Collection entries

** begin **

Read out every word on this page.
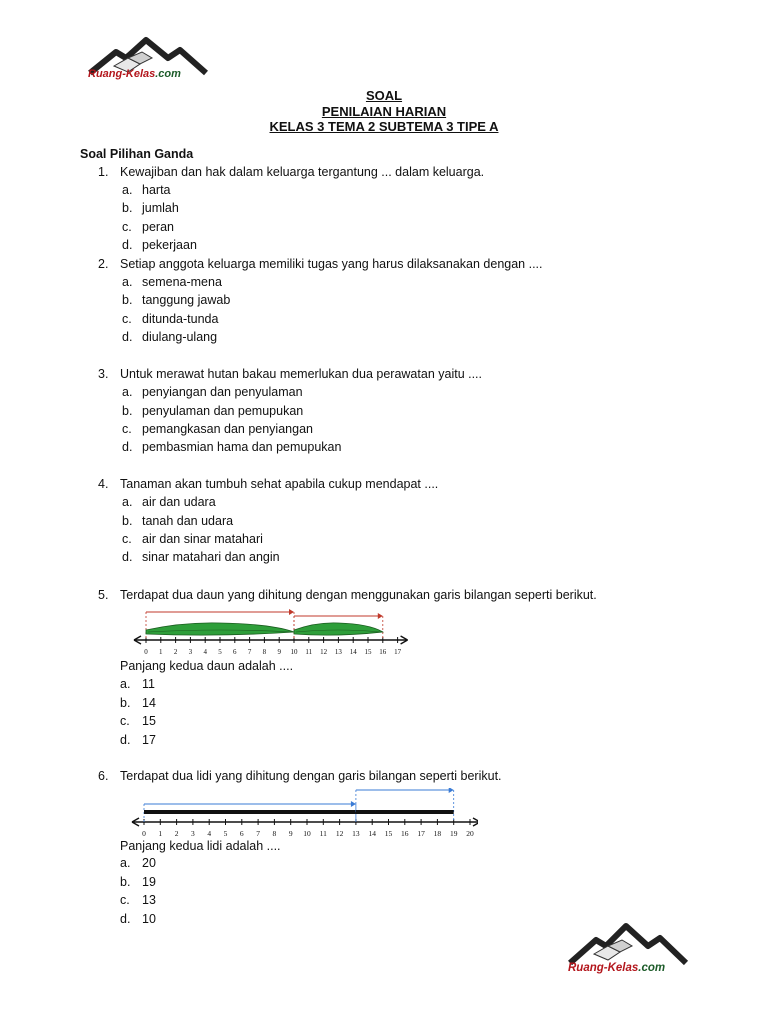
Ruang-Kelas.com
Ruang-Kelas.com
SOAL
PENILAIAN HARIAN
KELAS 3 TEMA 2 SUBTEMA 3 TIPE A
Soal Pilihan Ganda
1. Kewajiban dan hak dalam keluarga tergantung ... dalam keluarga.
a. harta
b. jumlah
c. peran
d. pekerjaan
2. Setiap anggota keluarga memiliki tugas yang harus dilaksanakan dengan ....
a. semena-mena
b. tanggung jawab
c. ditunda-tunda
d. diulang-ulang
3. Untuk merawat hutan bakau memerlukan dua perawatan yaitu ....
a. penyiangan dan penyulaman
b. penyulaman dan pemupukan
c. pemangkasan dan penyiangan
d. pembasmian hama dan pemupukan
4. Tanaman akan tumbuh sehat apabila cukup mendapat ....
a. air dan udara
b. tanah dan udara
c. air dan sinar matahari
d. sinar matahari dan angin
5. Terdapat dua daun yang dihitung dengan menggunakan garis bilangan seperti berikut.
Panjang kedua daun adalah ....
a. 11
b. 14
c. 15
d. 17
6. Terdapat dua lidi yang dihitung dengan garis bilangan seperti berikut.
Panjang kedua lidi adalah ....
a. 20
b. 19
c. 13
d. 10
0 1 2 3 4 5 6 7 8 9 10 11 12 13 14 15 16 17
0 1 2 3 4 5 6 7 8 9 10 11 12 13 14 15 16 17 18 19 20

** end **

## WRITTEN EXERCISE:
Repeat each entry exactly as it appears; skip any picture.

## THE REPLY:
Read out every word on this page.
Ruang-Kelas.com
Ruang-Kelas.com
SOAL
PENILAIAN HARIAN
KELAS 3 TEMA 2 SUBTEMA 3 TIPE A
Soal Pilihan Ganda
1. Kewajiban dan hak dalam keluarga tergantung ... dalam keluarga.
a. harta
b. jumlah
c. peran
d. pekerjaan
2. Setiap anggota keluarga memiliki tugas yang harus dilaksanakan dengan ....
a. semena-mena
b. tanggung jawab
c. ditunda-tunda
d. diulang-ulang
3. Untuk merawat hutan bakau memerlukan dua perawatan yaitu ....
a. penyiangan dan penyulaman
b. penyulaman dan pemupukan
c. pemangkasan dan penyiangan
d. pembasmian hama dan pemupukan
4. Tanaman akan tumbuh sehat apabila cukup mendapat ....
a. air dan udara
b. tanah dan udara
c. air dan sinar matahari
d. sinar matahari dan angin
5. Terdapat dua daun yang dihitung dengan menggunakan garis bilangan seperti berikut.
Panjang kedua daun adalah ....
a. 11
b. 14
c. 15
d. 17
6. Terdapat dua lidi yang dihitung dengan garis bilangan seperti berikut.
Panjang kedua lidi adalah ....
a. 20
b. 19
c. 13
d. 10
0 1 2 3 4 5 6 7 8 9 10 11 12 13 14 15 16 17
0 1 2 3 4 5 6 7 8 9 10 11 12 13 14 15 16 17 18 19 20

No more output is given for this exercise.